» Direction
Work through the data and report how many lines include the string "کانپور", giving the number alone.

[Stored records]
* * * * * * * * *
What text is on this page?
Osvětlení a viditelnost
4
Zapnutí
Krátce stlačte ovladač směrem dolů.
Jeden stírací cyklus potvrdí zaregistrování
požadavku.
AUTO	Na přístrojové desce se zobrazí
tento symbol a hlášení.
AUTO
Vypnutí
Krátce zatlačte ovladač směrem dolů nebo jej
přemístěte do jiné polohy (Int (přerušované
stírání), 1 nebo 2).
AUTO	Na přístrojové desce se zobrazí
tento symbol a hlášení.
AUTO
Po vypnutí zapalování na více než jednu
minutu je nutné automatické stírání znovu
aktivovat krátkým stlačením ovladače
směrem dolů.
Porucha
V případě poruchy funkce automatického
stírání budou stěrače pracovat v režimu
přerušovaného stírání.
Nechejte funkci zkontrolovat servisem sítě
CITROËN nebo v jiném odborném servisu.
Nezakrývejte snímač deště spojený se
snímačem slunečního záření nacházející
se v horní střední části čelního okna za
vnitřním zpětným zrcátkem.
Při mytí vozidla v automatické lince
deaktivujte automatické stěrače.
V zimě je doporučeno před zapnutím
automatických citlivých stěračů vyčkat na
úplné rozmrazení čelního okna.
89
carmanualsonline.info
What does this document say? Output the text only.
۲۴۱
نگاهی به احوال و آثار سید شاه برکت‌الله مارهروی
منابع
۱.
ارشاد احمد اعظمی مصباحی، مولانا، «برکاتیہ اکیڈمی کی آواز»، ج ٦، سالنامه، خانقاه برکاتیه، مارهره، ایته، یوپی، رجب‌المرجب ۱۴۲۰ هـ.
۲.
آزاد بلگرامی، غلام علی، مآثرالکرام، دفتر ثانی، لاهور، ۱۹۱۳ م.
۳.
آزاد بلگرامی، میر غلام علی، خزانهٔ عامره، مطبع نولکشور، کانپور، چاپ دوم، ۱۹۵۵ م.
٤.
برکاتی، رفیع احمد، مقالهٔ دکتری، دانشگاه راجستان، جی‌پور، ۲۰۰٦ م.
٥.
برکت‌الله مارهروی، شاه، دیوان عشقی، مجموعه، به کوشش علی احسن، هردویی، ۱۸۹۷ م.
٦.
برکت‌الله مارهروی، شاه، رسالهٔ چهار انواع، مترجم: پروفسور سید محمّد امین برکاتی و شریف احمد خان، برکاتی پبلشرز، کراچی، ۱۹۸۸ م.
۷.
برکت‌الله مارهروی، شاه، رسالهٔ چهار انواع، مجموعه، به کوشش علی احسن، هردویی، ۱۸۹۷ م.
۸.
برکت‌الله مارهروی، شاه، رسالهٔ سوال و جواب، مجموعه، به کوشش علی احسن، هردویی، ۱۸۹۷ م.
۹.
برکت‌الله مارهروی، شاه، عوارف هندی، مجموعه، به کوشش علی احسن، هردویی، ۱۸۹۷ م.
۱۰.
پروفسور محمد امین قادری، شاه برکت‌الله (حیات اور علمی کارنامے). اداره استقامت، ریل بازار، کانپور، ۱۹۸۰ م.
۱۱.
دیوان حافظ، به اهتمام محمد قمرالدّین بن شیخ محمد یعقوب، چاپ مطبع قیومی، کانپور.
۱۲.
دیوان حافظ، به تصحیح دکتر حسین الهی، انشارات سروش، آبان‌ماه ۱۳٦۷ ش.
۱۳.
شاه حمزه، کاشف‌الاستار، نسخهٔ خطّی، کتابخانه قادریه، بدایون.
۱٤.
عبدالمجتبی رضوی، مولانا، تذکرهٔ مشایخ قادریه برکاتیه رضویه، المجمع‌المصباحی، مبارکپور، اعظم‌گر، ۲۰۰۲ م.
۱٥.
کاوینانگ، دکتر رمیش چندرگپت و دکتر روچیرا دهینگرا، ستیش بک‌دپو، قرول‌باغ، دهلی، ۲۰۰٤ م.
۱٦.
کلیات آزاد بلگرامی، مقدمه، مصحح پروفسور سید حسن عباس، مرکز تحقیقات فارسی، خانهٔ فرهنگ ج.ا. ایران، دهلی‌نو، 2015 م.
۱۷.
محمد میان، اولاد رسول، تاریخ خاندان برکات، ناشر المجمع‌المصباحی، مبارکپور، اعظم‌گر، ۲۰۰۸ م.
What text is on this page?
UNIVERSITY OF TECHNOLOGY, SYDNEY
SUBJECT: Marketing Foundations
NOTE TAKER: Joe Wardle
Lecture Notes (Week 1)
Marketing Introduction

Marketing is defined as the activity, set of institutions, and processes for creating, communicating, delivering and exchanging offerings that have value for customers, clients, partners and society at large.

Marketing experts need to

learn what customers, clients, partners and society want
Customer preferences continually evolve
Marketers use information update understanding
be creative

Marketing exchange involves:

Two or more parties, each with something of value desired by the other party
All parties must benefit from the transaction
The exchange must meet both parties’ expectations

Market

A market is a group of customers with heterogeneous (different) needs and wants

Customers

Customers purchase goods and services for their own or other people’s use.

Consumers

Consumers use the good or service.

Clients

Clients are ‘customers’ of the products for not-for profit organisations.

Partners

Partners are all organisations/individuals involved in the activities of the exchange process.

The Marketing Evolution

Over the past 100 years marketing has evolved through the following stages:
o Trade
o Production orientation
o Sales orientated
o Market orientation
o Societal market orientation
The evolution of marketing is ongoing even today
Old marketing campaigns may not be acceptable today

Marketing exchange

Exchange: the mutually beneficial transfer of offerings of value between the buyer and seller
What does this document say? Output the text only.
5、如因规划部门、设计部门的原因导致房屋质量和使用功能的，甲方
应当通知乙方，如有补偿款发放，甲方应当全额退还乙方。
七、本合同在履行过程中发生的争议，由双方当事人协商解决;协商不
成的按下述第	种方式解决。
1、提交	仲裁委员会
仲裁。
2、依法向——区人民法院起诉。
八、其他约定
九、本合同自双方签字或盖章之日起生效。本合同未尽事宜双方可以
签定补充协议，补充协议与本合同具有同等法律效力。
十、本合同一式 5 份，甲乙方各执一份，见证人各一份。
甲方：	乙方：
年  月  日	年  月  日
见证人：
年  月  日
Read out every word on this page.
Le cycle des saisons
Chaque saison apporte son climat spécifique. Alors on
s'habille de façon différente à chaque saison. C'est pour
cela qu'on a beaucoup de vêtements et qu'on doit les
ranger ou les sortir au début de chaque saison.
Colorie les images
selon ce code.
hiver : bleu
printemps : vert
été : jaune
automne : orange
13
* * * * * * * * *
» Solution for this problem
3